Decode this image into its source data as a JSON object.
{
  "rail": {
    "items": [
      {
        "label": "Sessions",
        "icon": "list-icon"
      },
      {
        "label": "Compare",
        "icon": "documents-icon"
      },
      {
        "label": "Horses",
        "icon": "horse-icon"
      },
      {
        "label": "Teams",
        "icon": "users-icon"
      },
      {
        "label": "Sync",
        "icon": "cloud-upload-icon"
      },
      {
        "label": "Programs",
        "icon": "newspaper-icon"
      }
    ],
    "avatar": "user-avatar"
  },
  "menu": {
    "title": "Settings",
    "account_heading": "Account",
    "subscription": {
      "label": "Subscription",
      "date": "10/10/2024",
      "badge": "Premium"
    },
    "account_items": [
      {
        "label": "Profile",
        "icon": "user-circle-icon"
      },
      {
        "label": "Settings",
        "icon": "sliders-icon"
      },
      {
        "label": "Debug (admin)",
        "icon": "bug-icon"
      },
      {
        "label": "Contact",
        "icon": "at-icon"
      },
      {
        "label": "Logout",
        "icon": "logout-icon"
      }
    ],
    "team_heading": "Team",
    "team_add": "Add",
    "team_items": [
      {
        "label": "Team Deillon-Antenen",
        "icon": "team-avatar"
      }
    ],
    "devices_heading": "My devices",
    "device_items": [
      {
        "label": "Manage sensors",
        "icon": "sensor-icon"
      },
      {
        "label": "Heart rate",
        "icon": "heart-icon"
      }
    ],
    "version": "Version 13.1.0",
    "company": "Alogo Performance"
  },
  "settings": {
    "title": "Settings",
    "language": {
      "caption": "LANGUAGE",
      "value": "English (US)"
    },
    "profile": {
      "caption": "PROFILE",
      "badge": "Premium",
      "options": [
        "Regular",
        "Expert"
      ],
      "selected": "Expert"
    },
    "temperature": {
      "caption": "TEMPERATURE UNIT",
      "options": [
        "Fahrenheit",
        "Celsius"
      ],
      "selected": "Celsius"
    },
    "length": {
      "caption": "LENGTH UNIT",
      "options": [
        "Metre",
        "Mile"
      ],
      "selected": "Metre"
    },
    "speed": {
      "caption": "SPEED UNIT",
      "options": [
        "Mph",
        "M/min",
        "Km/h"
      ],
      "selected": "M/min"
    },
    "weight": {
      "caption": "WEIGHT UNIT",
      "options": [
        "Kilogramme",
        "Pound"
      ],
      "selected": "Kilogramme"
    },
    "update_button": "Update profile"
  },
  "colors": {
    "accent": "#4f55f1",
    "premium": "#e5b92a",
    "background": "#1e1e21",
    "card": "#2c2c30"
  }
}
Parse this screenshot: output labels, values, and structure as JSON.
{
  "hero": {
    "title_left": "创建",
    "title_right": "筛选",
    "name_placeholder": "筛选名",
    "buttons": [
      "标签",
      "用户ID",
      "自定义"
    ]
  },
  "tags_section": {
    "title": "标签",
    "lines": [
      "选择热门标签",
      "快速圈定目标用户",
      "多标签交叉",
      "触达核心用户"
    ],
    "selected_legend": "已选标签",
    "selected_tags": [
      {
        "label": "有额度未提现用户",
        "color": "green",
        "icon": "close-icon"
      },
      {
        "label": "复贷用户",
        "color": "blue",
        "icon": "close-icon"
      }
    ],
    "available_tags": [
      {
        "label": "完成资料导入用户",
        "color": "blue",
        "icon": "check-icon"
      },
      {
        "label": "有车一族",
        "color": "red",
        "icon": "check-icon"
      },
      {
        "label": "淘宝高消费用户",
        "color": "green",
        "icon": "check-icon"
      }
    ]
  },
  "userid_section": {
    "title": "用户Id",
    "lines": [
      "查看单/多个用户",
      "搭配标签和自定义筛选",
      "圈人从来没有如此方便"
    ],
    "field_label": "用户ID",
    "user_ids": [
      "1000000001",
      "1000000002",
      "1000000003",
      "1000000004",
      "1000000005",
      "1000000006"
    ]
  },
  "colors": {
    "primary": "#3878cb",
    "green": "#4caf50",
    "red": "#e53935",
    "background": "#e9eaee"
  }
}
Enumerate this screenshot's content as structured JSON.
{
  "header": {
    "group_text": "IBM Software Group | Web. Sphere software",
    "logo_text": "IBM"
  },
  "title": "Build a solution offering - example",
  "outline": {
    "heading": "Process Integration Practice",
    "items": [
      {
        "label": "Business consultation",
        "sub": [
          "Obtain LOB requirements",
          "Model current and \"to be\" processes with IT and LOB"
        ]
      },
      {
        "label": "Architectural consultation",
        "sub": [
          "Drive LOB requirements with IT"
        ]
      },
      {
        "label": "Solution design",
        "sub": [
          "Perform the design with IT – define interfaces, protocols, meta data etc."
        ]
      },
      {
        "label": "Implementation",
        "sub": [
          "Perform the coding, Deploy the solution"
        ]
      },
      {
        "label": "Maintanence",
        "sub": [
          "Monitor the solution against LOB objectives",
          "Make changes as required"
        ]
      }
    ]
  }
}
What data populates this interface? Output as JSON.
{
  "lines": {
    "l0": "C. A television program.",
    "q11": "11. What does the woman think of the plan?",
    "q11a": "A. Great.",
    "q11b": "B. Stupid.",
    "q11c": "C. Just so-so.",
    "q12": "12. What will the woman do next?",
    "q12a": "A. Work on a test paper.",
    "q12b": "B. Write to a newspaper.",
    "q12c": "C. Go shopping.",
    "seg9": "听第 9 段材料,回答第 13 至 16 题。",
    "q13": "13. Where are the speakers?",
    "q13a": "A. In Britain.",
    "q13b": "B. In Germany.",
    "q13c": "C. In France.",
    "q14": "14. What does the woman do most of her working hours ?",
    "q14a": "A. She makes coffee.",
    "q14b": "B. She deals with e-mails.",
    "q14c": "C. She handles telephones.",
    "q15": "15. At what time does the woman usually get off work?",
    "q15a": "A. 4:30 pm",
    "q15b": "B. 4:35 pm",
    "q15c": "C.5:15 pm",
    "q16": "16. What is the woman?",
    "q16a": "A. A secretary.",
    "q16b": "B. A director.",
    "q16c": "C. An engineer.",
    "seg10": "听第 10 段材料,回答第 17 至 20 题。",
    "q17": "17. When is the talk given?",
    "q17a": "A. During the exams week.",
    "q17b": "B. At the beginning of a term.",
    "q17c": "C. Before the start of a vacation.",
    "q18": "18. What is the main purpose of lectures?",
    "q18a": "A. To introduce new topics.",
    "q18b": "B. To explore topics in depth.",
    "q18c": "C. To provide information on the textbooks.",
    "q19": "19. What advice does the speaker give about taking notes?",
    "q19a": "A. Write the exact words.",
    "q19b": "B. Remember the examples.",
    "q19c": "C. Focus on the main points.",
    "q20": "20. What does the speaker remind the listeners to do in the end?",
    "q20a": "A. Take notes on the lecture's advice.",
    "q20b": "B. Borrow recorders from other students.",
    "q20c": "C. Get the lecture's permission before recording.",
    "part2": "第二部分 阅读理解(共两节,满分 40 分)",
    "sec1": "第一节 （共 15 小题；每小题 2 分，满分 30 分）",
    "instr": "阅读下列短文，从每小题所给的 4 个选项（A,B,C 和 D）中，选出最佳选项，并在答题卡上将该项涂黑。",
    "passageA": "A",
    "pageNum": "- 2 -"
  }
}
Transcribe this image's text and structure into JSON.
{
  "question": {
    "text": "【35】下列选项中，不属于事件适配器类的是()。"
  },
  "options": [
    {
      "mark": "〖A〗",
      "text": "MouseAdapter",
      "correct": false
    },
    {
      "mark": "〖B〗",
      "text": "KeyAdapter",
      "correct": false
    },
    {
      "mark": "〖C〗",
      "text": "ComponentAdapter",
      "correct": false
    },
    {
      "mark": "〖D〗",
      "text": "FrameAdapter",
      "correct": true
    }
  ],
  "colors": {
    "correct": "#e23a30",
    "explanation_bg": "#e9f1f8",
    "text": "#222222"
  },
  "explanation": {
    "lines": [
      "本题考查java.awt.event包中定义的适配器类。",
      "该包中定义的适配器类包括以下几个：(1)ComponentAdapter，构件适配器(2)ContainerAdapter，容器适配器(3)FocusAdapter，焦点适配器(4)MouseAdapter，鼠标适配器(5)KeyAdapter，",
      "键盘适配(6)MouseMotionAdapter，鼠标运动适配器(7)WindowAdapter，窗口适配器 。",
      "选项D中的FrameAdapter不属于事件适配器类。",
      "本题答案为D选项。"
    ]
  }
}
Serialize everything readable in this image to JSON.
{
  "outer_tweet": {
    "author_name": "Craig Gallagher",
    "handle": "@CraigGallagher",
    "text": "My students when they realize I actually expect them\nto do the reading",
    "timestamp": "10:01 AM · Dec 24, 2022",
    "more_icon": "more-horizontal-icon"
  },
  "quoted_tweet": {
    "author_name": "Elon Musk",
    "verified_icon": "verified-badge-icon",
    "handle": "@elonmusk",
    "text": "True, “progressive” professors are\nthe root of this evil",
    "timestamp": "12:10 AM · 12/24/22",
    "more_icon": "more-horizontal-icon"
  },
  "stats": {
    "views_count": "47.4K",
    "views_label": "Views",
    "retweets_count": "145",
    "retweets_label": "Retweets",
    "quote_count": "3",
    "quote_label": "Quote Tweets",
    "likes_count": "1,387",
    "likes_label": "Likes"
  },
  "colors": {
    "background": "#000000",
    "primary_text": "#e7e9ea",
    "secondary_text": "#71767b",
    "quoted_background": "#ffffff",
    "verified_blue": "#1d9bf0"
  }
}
+===+
* _Direction_: Figure out how many lines above include the string "newspaper", then report that number and nothing else.

* _Worked answer_: 2